··· GIVEN RECORDS ···

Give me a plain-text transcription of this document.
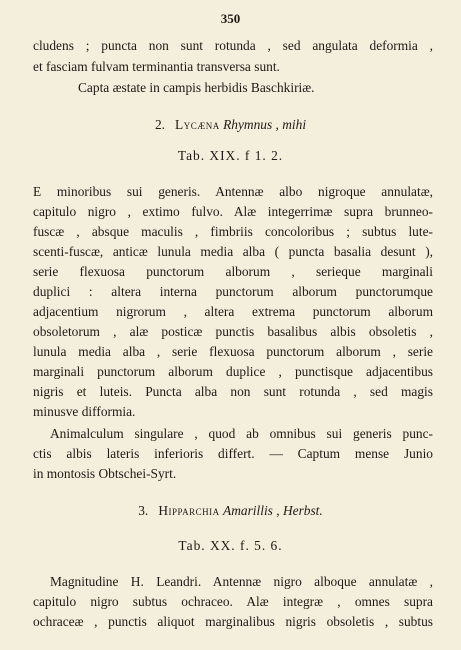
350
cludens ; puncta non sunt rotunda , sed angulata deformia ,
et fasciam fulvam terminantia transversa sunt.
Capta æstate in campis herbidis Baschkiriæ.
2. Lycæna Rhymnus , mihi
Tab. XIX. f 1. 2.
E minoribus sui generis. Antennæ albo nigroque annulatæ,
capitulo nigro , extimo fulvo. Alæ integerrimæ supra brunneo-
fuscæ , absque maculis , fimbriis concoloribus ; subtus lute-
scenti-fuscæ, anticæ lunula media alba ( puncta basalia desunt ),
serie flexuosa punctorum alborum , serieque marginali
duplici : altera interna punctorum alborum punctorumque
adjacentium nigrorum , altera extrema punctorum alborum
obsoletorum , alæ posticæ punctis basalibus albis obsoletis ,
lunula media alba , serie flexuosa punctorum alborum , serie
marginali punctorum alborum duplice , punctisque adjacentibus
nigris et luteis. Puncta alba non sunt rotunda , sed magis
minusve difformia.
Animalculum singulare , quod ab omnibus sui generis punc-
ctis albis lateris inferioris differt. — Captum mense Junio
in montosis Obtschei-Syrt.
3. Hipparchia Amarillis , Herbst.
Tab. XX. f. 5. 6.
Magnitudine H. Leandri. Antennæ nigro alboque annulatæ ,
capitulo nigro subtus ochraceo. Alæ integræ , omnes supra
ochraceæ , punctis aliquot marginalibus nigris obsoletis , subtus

···
··· GIVEN RECORDS ···

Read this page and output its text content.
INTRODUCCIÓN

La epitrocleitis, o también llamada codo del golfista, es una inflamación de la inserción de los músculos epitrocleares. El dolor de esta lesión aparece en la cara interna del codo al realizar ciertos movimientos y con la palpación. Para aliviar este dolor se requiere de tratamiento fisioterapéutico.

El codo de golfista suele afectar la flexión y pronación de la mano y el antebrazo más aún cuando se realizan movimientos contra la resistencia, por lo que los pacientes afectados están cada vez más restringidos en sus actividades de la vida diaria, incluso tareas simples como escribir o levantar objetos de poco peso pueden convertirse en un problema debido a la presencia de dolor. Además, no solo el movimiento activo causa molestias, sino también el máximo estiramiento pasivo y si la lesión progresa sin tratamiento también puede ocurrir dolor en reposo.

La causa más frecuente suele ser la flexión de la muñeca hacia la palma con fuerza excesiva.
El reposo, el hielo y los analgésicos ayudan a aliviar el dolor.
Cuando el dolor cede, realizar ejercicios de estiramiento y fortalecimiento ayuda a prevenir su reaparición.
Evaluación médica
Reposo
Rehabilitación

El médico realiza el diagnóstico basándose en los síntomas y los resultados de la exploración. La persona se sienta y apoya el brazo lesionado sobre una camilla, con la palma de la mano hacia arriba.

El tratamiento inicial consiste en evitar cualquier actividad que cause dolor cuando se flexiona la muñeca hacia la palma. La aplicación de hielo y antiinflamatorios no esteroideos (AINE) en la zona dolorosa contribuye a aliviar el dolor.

···

→ **YOUR INSTRUCTIONS**
Pull out the lines above in which the word "altera" appears.

→ **ANSWER FOR THIS EXERCISE**
duplici : altera interna punctorum alborum punctorumque
adjacentium nigrorum , altera extrema punctorum alborum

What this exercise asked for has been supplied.